Work instructions: Search the material below for the word "SpicyPizza" and copy every line in which it occurs.

* BEGIN Material to process *

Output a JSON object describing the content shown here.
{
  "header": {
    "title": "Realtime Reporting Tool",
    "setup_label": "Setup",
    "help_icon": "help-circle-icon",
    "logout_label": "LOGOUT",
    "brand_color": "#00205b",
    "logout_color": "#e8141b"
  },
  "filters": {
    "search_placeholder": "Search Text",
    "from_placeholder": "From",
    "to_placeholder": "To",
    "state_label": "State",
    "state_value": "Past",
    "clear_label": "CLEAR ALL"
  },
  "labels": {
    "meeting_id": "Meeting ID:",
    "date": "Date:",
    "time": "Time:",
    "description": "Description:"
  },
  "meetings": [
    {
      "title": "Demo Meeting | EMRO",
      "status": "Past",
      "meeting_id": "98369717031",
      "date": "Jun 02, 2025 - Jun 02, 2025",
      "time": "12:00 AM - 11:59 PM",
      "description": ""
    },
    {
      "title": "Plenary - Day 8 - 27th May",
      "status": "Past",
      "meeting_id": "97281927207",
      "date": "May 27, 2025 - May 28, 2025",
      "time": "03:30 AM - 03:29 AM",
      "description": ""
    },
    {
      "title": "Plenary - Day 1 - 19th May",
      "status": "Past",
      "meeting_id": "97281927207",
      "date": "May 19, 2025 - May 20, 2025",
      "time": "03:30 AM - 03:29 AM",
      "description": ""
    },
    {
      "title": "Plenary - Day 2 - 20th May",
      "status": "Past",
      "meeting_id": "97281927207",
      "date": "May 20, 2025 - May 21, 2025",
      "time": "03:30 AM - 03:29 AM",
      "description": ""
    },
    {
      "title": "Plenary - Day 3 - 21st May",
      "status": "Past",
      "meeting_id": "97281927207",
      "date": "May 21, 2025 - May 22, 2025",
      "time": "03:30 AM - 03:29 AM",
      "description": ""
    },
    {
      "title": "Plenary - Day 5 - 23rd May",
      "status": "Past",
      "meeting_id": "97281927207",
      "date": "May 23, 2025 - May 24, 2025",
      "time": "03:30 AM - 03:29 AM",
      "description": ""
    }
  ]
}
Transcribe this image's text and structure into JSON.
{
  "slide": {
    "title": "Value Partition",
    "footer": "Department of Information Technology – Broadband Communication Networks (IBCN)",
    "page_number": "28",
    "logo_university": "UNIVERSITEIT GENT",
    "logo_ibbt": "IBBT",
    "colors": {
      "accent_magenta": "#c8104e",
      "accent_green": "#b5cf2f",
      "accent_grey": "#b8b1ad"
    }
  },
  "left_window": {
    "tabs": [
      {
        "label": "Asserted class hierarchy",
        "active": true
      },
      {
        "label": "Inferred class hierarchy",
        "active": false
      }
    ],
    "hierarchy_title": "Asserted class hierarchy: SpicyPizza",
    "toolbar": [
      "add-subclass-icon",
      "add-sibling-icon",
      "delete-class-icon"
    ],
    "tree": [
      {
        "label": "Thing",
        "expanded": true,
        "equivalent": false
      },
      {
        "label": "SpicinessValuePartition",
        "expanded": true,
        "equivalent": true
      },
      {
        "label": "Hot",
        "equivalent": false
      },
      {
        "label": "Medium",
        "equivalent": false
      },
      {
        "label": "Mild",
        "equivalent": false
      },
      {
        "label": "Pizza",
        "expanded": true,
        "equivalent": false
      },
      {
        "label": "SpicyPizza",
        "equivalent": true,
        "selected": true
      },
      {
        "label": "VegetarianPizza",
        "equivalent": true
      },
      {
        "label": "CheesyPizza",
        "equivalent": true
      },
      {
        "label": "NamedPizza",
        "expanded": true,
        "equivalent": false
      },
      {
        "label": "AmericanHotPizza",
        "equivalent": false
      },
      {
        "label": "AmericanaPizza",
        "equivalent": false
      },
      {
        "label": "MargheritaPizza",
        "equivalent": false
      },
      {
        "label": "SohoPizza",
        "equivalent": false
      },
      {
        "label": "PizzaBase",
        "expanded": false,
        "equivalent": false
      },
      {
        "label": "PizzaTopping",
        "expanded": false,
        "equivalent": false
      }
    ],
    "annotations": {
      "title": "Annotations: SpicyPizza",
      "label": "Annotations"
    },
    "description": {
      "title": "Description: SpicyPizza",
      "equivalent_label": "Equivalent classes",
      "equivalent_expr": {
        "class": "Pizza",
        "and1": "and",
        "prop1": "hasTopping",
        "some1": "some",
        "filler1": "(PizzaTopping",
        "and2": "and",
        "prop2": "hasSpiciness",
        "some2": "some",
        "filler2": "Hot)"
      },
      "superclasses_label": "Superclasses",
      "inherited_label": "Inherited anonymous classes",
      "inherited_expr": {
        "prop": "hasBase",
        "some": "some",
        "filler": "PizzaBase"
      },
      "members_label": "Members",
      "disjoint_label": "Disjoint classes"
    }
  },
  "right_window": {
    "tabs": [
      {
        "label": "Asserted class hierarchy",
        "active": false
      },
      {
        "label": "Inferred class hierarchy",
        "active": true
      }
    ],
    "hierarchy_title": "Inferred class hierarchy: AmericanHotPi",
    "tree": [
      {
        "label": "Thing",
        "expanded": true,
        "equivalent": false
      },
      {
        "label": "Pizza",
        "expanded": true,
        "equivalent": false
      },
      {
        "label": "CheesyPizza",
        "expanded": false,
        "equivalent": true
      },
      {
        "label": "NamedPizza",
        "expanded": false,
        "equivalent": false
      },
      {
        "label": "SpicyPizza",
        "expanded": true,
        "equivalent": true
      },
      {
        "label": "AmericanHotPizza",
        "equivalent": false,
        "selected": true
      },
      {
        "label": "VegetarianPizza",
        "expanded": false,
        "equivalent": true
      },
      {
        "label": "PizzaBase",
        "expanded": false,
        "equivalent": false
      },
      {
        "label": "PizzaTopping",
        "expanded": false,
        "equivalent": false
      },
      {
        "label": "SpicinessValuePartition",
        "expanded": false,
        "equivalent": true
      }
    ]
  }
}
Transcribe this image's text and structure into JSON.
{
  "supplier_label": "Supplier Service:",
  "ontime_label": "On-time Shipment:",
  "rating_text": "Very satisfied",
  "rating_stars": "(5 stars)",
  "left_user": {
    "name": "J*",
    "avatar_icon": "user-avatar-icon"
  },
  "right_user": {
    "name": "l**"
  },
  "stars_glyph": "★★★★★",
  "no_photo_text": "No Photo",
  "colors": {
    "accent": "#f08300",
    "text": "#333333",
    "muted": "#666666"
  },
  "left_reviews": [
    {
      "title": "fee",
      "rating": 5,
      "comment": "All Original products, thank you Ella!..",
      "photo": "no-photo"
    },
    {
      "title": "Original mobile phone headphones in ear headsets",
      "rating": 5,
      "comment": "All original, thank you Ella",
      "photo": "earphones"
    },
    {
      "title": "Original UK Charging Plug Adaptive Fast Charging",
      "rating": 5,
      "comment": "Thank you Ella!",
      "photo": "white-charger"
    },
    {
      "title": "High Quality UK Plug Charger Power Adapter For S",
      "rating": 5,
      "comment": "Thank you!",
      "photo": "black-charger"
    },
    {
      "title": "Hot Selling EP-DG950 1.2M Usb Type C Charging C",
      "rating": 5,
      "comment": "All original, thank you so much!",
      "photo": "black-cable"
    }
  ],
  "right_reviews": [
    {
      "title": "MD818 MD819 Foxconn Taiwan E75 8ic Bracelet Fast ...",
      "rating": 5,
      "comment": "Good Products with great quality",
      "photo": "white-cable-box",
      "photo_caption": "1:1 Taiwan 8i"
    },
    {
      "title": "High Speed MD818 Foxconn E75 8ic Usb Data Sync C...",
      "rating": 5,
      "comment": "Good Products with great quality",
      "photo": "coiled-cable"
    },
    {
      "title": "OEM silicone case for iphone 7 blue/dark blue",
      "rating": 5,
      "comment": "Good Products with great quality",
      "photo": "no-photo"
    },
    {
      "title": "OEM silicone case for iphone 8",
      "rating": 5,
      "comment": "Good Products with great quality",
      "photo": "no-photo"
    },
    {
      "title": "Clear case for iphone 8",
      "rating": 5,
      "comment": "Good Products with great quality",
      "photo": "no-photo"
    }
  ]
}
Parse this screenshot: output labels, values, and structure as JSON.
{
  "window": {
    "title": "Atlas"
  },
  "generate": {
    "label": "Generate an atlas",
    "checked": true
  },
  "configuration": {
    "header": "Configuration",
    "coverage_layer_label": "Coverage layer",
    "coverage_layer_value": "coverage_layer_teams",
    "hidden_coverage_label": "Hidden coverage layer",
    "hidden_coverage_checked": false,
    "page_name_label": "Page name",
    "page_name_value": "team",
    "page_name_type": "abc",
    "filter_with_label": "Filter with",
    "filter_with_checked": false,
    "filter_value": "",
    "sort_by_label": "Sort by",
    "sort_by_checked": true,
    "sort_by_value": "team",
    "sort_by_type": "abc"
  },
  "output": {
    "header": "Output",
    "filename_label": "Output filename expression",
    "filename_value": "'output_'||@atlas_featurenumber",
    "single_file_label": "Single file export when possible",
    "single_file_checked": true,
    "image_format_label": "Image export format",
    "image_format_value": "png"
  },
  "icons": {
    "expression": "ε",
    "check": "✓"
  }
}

* END Material to process *

Response:
    "hierarchy_title": "Asserted class hierarchy: SpicyPizza",
        "label": "SpicyPizza",
      "title": "Annotations: SpicyPizza",
      "title": "Description: SpicyPizza",
        "label": "SpicyPizza",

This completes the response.